Write out every entry word for word.

--

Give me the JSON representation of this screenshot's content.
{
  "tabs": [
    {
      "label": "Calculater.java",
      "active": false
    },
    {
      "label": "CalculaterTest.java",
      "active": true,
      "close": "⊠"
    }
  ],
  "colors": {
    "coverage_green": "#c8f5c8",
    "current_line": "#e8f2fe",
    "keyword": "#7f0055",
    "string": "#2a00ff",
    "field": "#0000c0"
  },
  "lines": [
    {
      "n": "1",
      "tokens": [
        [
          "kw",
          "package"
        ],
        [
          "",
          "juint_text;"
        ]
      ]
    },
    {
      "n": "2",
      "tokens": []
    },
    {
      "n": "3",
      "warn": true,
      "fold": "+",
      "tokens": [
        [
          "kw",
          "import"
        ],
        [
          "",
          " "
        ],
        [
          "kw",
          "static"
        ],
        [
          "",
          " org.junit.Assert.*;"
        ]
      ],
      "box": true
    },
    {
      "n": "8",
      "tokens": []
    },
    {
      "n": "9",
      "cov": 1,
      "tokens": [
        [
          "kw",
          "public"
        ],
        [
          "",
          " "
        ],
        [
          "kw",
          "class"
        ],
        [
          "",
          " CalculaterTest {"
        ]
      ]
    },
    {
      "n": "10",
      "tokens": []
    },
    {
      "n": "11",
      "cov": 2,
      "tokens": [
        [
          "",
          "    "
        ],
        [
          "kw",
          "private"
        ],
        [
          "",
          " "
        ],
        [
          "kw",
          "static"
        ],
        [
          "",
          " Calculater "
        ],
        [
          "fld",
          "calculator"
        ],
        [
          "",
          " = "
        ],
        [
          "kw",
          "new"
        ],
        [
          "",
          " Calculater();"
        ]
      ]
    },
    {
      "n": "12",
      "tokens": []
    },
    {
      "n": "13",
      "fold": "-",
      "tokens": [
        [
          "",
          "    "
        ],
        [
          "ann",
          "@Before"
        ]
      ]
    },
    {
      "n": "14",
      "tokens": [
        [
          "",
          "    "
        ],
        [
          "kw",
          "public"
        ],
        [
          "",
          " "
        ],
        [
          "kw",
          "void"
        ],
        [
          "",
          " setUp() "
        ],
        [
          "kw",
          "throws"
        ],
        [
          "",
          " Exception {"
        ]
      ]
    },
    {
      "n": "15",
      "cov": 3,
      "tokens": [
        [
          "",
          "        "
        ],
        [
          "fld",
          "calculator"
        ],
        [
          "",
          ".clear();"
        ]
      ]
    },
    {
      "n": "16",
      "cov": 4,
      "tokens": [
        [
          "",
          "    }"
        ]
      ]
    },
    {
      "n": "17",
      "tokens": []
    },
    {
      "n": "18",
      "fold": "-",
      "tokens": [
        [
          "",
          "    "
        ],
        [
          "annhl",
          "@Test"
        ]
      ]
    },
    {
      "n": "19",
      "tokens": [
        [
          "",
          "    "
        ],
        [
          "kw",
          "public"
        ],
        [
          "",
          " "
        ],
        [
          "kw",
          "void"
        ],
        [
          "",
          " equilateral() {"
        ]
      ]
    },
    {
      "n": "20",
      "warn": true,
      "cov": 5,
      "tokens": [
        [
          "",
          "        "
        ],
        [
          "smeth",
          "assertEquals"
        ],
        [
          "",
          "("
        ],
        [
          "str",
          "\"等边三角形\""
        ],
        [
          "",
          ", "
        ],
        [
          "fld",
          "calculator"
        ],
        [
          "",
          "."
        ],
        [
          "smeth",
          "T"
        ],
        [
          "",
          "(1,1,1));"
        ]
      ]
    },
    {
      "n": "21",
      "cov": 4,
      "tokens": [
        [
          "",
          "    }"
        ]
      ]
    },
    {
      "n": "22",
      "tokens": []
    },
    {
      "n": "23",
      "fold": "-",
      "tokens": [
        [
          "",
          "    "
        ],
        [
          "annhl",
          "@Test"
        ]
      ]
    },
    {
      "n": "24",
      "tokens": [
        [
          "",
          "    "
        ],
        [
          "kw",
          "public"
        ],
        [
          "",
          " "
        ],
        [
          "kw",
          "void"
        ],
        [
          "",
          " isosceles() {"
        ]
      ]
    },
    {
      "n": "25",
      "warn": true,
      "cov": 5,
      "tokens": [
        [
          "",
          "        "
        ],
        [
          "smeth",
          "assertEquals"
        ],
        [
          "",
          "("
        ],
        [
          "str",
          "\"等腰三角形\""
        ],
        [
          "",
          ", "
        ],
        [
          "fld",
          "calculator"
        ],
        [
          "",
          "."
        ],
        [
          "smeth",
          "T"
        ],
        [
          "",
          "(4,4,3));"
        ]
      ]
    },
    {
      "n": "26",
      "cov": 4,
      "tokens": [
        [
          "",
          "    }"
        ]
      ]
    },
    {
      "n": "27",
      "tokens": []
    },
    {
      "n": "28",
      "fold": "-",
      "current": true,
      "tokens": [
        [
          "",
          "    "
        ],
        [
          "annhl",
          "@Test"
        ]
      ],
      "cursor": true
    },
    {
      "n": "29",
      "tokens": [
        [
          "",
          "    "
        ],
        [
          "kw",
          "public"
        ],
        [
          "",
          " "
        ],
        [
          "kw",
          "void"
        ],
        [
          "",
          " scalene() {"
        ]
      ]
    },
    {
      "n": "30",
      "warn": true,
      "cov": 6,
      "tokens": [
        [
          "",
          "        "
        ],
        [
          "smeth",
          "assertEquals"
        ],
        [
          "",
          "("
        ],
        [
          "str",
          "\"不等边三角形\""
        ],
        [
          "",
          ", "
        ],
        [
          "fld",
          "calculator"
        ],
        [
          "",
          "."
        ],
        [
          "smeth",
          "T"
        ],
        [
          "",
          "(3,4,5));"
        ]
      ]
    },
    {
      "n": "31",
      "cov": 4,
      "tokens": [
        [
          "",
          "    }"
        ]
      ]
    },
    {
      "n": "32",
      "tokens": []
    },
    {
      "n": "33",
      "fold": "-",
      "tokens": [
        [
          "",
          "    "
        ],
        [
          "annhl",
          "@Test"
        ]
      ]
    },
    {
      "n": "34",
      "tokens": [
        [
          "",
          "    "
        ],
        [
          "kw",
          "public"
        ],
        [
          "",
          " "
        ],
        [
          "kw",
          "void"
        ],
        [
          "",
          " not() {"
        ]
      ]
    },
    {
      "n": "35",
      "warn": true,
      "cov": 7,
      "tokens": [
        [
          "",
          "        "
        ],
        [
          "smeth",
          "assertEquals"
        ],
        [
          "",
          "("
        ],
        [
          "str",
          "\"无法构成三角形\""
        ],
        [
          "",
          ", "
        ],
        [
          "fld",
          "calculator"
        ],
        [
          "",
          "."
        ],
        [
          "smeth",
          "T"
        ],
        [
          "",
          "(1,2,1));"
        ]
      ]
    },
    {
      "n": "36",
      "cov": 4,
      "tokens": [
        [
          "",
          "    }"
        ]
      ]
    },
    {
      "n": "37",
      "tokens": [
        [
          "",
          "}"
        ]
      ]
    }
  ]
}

--

RESULT
Give me the JSON representation of this screenshot's content.
{
  "tabs": [
    {
      "label": "Calculater.java",
      "active": false
    },
    {
      "label": "CalculaterTest.java",
      "active": true,
      "close": "⊠"
    }
  ],
  "colors": {
    "coverage_green": "#c8f5c8",
    "current_line": "#e8f2fe",
    "keyword": "#7f0055",
    "string": "#2a00ff",
    "field": "#0000c0"
  },
  "lines": [
    {
      "n": "1",
      "tokens": [
        [
          "kw",
          "package"
        ],
        [
          "",
          "juint_text;"
        ]
      ]
    },
    {
      "n": "2",
      "tokens": []
    },
    {
      "n": "3",
      "warn": true,
      "fold": "+",
      "tokens": [
        [
          "kw",
          "import"
        ],
        [
          "",
          " "
        ],
        [
          "kw",
          "static"
        ],
        [
          "",
          " org.junit.Assert.*;"
        ]
      ],
      "box": true
    },
    {
      "n": "8",
      "tokens": []
    },
    {
      "n": "9",
      "cov": 1,
      "tokens": [
        [
          "kw",
          "public"
        ],
        [
          "",
          " "
        ],
        [
          "kw",
          "class"
        ],
        [
          "",
          " CalculaterTest {"
        ]
      ]
    },
    {
      "n": "10",
      "tokens": []
    },
    {
      "n": "11",
      "cov": 2,
      "tokens": [
        [
          "",
          "    "
        ],
        [
          "kw",
          "private"
        ],
        [
          "",
          " "
        ],
        [
          "kw",
          "static"
        ],
        [
          "",
          " Calculater "
        ],
        [
          "fld",
          "calculator"
        ],
        [
          "",
          " = "
        ],
        [
          "kw",
          "new"
        ],
        [
          "",
          " Calculater();"
        ]
      ]
    },
    {
      "n": "12",
      "tokens": []
    },
    {
      "n": "13",
      "fold": "-",
      "tokens": [
        [
          "",
          "    "
        ],
        [
          "ann",
          "@Before"
        ]
      ]
    },
    {
      "n": "14",
      "tokens": [
        [
          "",
          "    "
        ],
        [
          "kw",
          "public"
        ],
        [
          "",
          " "
        ],
        [
          "kw",
          "void"
        ],
        [
          "",
          " setUp() "
        ],
        [
          "kw",
          "throws"
        ],
        [
          "",
          " Exception {"
        ]
      ]
    },
    {
      "n": "15",
      "cov": 3,
      "tokens": [
        [
          "",
          "        "
        ],
        [
          "fld",
          "calculator"
        ],
        [
          "",
          ".clear();"
        ]
      ]
    },
    {
      "n": "16",
      "cov": 4,
      "tokens": [
        [
          "",
          "    }"
        ]
      ]
    },
    {
      "n": "17",
      "tokens": []
    },
    {
      "n": "18",
      "fold": "-",
      "tokens": [
        [
          "",
          "    "
        ],
        [
          "annhl",
          "@Test"
        ]
      ]
    },
    {
      "n": "19",
      "tokens": [
        [
          "",
          "    "
        ],
        [
          "kw",
          "public"
        ],
        [
          "",
          " "
        ],
        [
          "kw",
          "void"
        ],
        [
          "",
          " equilateral() {"
        ]
      ]
    },
    {
      "n": "20",
      "warn": true,
      "cov": 5,
      "tokens": [
        [
          "",
          "        "
        ],
        [
          "smeth",
          "assertEquals"
        ],
        [
          "",
          "("
        ],
        [
          "str",
          "\"等边三角形\""
        ],
        [
          "",
          ", "
        ],
        [
          "fld",
          "calculator"
        ],
        [
          "",
          "."
        ],
        [
          "smeth",
          "T"
        ],
        [
          "",
          "(1,1,1));"
        ]
      ]
    },
    {
      "n": "21",
      "cov": 4,
      "tokens": [
        [
          "",
          "    }"
        ]
      ]
    },
    {
      "n": "22",
      "tokens": []
    },
    {
      "n": "23",
      "fold": "-",
      "tokens": [
        [
          "",
          "    "
        ],
        [
          "annhl",
          "@Test"
        ]
      ]
    },
    {
      "n": "24",
      "tokens": [
        [
          "",
          "    "
        ],
        [
          "kw",
          "public"
        ],
        [
          "",
          " "
        ],
        [
          "kw",
          "void"
        ],
        [
          "",
          " isosceles() {"
        ]
      ]
    },
    {
      "n": "25",
      "warn": true,
      "cov": 5,
      "tokens": [
        [
          "",
          "        "
        ],
        [
          "smeth",
          "assertEquals"
        ],
        [
          "",
          "("
        ],
        [
          "str",
          "\"等腰三角形\""
        ],
        [
          "",
          ", "
        ],
        [
          "fld",
          "calculator"
        ],
        [
          "",
          "."
        ],
        [
          "smeth",
          "T"
        ],
        [
          "",
          "(4,4,3));"
        ]
      ]
    },
    {
      "n": "26",
      "cov": 4,
      "tokens": [
        [
          "",
          "    }"
        ]
      ]
    },
    {
      "n": "27",
      "tokens": []
    },
    {
      "n": "28",
      "fold": "-",
      "current": true,
      "tokens": [
        [
          "",
          "    "
        ],
        [
          "annhl",
          "@Test"
        ]
      ],
      "cursor": true
    },
    {
      "n": "29",
      "tokens": [
        [
          "",
          "    "
        ],
        [
          "kw",
          "public"
        ],
        [
          "",
          " "
        ],
        [
          "kw",
          "void"
        ],
        [
          "",
          " scalene() {"
        ]
      ]
    },
    {
      "n": "30",
      "warn": true,
      "cov": 6,
      "tokens": [
        [
          "",
          "        "
        ],
        [
          "smeth",
          "assertEquals"
        ],
        [
          "",
          "("
        ],
        [
          "str",
          "\"不等边三角形\""
        ],
        [
          "",
          ", "
        ],
        [
          "fld",
          "calculator"
        ],
        [
          "",
          "."
        ],
        [
          "smeth",
          "T"
        ],
        [
          "",
          "(3,4,5));"
        ]
      ]
    },
    {
      "n": "31",
      "cov": 4,
      "tokens": [
        [
          "",
          "    }"
        ]
      ]
    },
    {
      "n": "32",
      "tokens": []
    },
    {
      "n": "33",
      "fold": "-",
      "tokens": [
        [
          "",
          "    "
        ],
        [
          "annhl",
          "@Test"
        ]
      ]
    },
    {
      "n": "34",
      "tokens": [
        [
          "",
          "    "
        ],
        [
          "kw",
          "public"
        ],
        [
          "",
          " "
        ],
        [
          "kw",
          "void"
        ],
        [
          "",
          " not() {"
        ]
      ]
    },
    {
      "n": "35",
      "warn": true,
      "cov": 7,
      "tokens": [
        [
          "",
          "        "
        ],
        [
          "smeth",
          "assertEquals"
        ],
        [
          "",
          "("
        ],
        [
          "str",
          "\"无法构成三角形\""
        ],
        [
          "",
          ", "
        ],
        [
          "fld",
          "calculator"
        ],
        [
          "",
          "."
        ],
        [
          "smeth",
          "T"
        ],
        [
          "",
          "(1,2,1));"
        ]
      ]
    },
    {
      "n": "36",
      "cov": 4,
      "tokens": [
        [
          "",
          "    }"
        ]
      ]
    },
    {
      "n": "37",
      "tokens": [
        [
          "",
          "}"
        ]
      ]
    }
  ]
}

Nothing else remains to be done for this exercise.